> **EXERCISE**
Locate every line in the material below that has the word "JSON". Copy each of those lines.

(Figure record listings)

>> START

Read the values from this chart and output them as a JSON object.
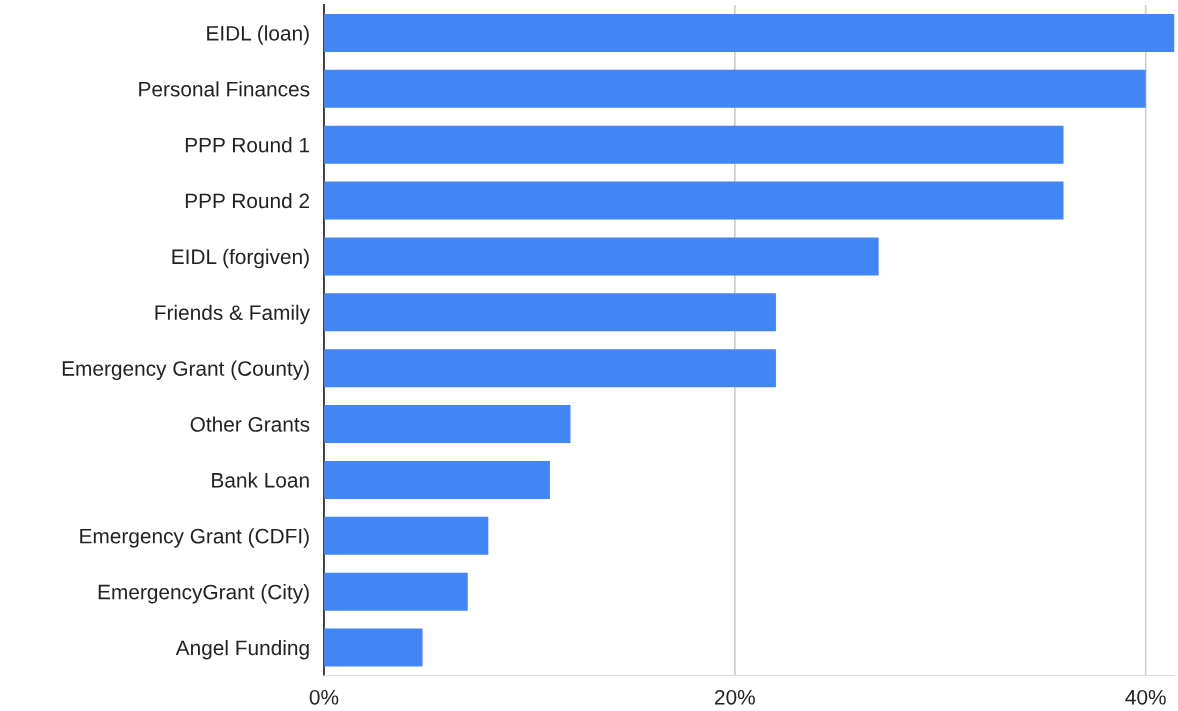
{
  "chart_data": {
    "type": "bar",
    "orientation": "horizontal",
    "categories": [
      "EIDL (loan)",
      "Personal Finances",
      "PPP Round 1",
      "PPP Round 2",
      "EIDL (forgiven)",
      "Friends & Family",
      "Emergency Grant (County)",
      "Other Grants",
      "Bank Loan",
      "Emergency Grant (CDFI)",
      "EmergencyGrant (City)",
      "Angel Funding"
    ],
    "values": [
      41.4,
      40,
      36,
      36,
      27,
      22,
      22,
      12,
      11,
      8,
      7,
      4.8
    ],
    "color": "#4285f4",
    "xlim": [
      0,
      41.4
    ],
    "xticks": [
      {
        "value": 0,
        "label": "0%"
      },
      {
        "value": 20,
        "label": "20%"
      },
      {
        "value": 40,
        "label": "40%"
      }
    ],
    "grid": "x",
    "legend": false
  }
}
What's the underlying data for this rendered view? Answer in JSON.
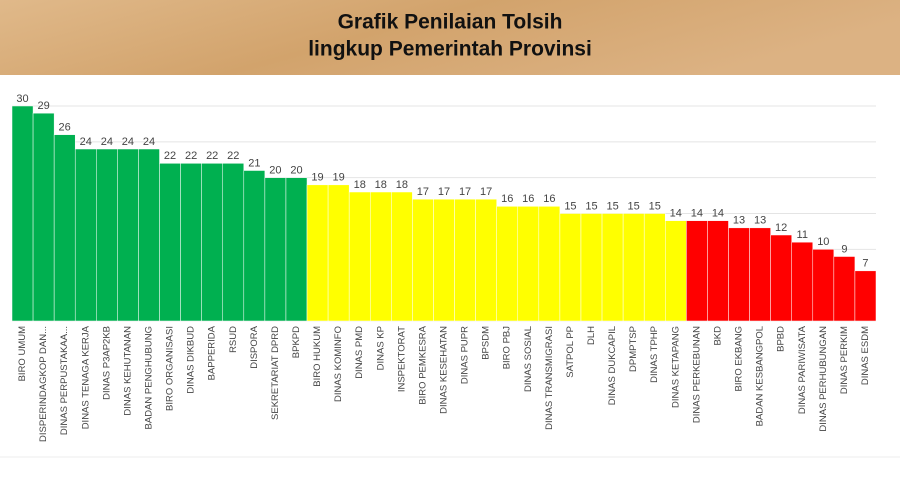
{
  "chart_data": {
    "type": "bar",
    "title": "Grafik Penilaian Tolsih",
    "subtitle": "lingkup Pemerintah Provinsi",
    "categories": [
      "BIRO UMUM",
      "DISPERINDAGKOP DAN...",
      "DINAS PERPUSTAKAA...",
      "DINAS TENAGA KERJA",
      "DINAS P3AP2KB",
      "DINAS KEHUTANAN",
      "BADAN PENGHUBUNG",
      "BIRO ORGANISASI",
      "DINAS DIKBUD",
      "BAPPERIDA",
      "RSUD",
      "DISPORA",
      "SEKRETARIAT DPRD",
      "BPKPD",
      "BIRO HUKUM",
      "DINAS KOMINFO",
      "DINAS PMD",
      "DINAS KP",
      "INSPEKTORAT",
      "BIRO PEMKESRA",
      "DINAS KESEHATAN",
      "DINAS PUPR",
      "BPSDM",
      "BIRO PBJ",
      "DINAS SOSIAL",
      "DINAS TRANSMIGRASI",
      "SATPOL PP",
      "DLH",
      "DINAS DUKCAPIL",
      "DPMPTSP",
      "DINAS TPHP",
      "DINAS KETAPANG",
      "DINAS PERKEBUNAN",
      "BKD",
      "BIRO EKBANG",
      "BADAN KESBANGPOL",
      "BPBD",
      "DINAS PARIWISATA",
      "DINAS PERHUBUNGAN",
      "DINAS PERKIM",
      "DINAS ESDM"
    ],
    "values": [
      30,
      29,
      26,
      24,
      24,
      24,
      24,
      22,
      22,
      22,
      22,
      21,
      20,
      20,
      19,
      19,
      18,
      18,
      18,
      17,
      17,
      17,
      17,
      16,
      16,
      16,
      15,
      15,
      15,
      15,
      15,
      14,
      14,
      14,
      13,
      13,
      12,
      11,
      10,
      9,
      7
    ],
    "colors": [
      "#00b050",
      "#00b050",
      "#00b050",
      "#00b050",
      "#00b050",
      "#00b050",
      "#00b050",
      "#00b050",
      "#00b050",
      "#00b050",
      "#00b050",
      "#00b050",
      "#00b050",
      "#00b050",
      "#ffff00",
      "#ffff00",
      "#ffff00",
      "#ffff00",
      "#ffff00",
      "#ffff00",
      "#ffff00",
      "#ffff00",
      "#ffff00",
      "#ffff00",
      "#ffff00",
      "#ffff00",
      "#ffff00",
      "#ffff00",
      "#ffff00",
      "#ffff00",
      "#ffff00",
      "#ffff00",
      "#ff0000",
      "#ff0000",
      "#ff0000",
      "#ff0000",
      "#ff0000",
      "#ff0000",
      "#ff0000",
      "#ff0000",
      "#ff0000"
    ],
    "ylim": [
      0,
      30
    ],
    "yticks": [
      0,
      5,
      10,
      15,
      20,
      25,
      30
    ],
    "grid": true
  }
}
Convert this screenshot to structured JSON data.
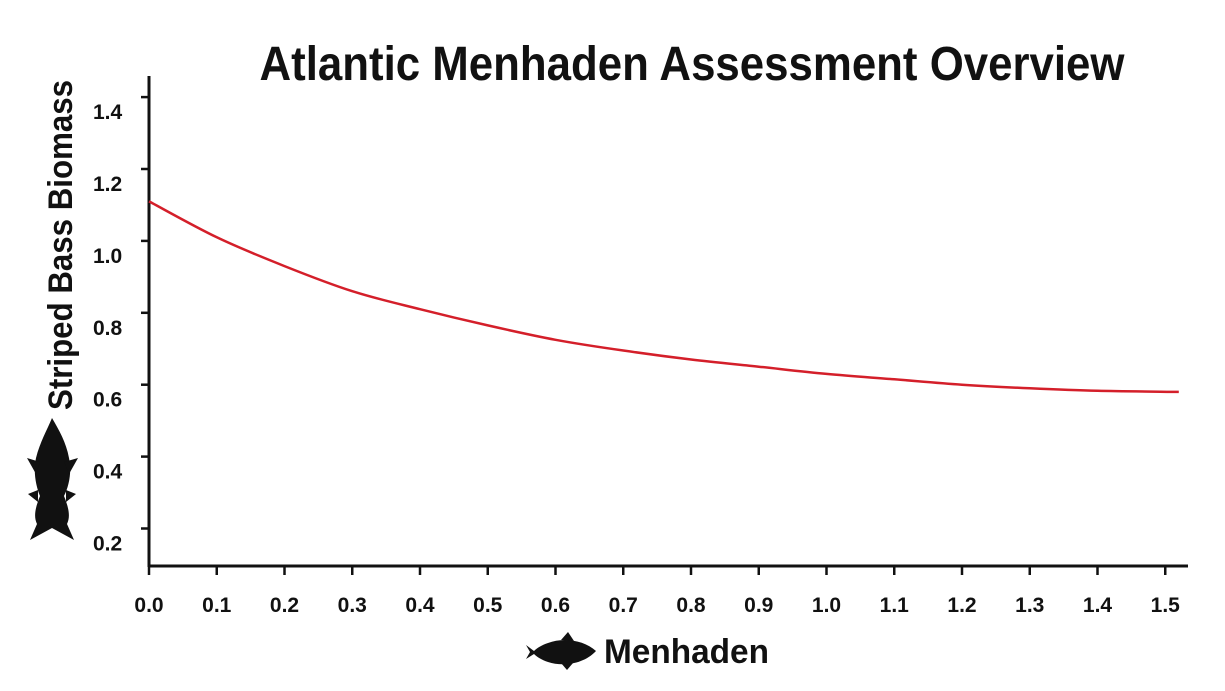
{
  "chart_data": {
    "type": "line",
    "title": "Atlantic Menhaden Assessment Overview",
    "xlabel": "Menhaden",
    "ylabel": "Striped Bass Biomass",
    "xlim": [
      0.0,
      1.53
    ],
    "ylim": [
      0.1,
      1.45
    ],
    "x_ticks": [
      "0.0",
      "0.1",
      "0.2",
      "0.3",
      "0.4",
      "0.5",
      "0.6",
      "0.7",
      "0.8",
      "0.9",
      "1.0",
      "1.1",
      "1.2",
      "1.3",
      "1.4",
      "1.5"
    ],
    "y_ticks": [
      "0.2",
      "0.4",
      "0.6",
      "0.8",
      "1.0",
      "1.2",
      "1.4"
    ],
    "grid": false,
    "series": [
      {
        "color": "#d41f2a",
        "x": [
          0.0,
          0.1,
          0.2,
          0.3,
          0.4,
          0.5,
          0.6,
          0.7,
          0.8,
          0.9,
          1.0,
          1.1,
          1.2,
          1.3,
          1.4,
          1.52
        ],
        "y": [
          1.11,
          1.01,
          0.93,
          0.86,
          0.81,
          0.765,
          0.725,
          0.695,
          0.67,
          0.65,
          0.63,
          0.615,
          0.6,
          0.59,
          0.583,
          0.58
        ]
      }
    ],
    "icons": {
      "y_axis_icon": "striped-bass-fish-icon",
      "x_axis_icon": "menhaden-fish-icon"
    }
  }
}
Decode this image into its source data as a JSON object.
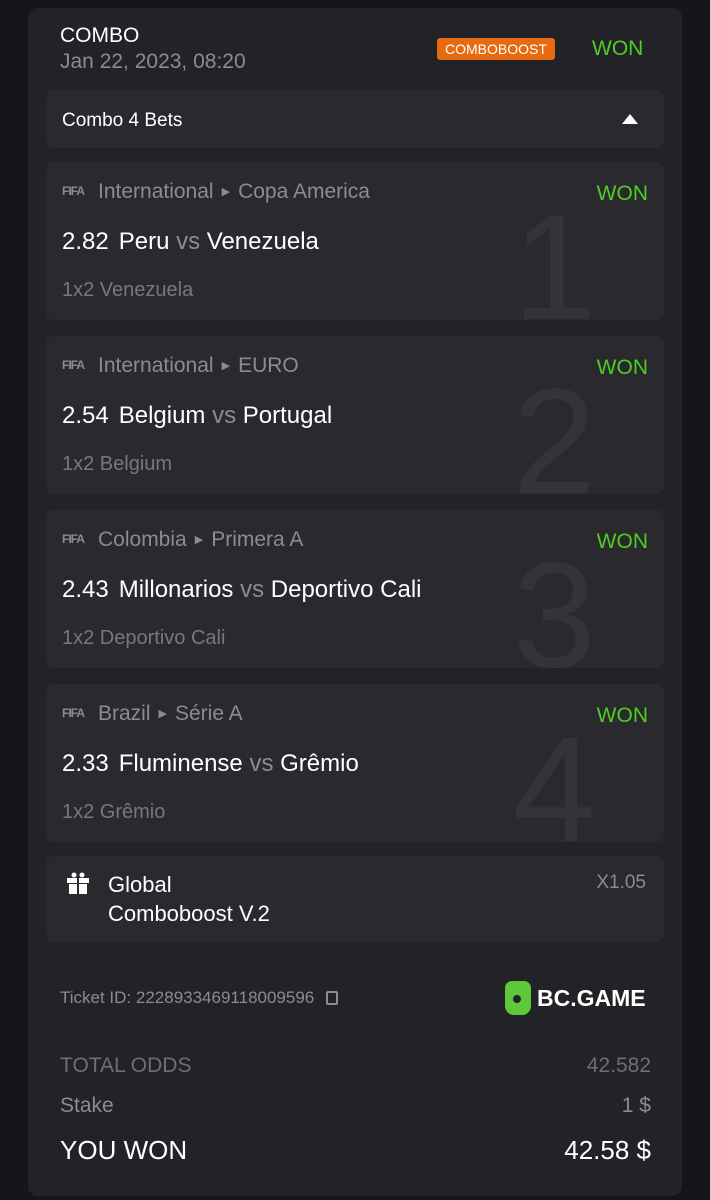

>> END

> **RESULT FOR THIS TASK**
Read the values from this chart and output them as a JSON object.
What's the underlying data for this rendered view? Answer in JSON.
Convert this screenshot to structured JSON data.
Decode this image into its source data as a JSON object.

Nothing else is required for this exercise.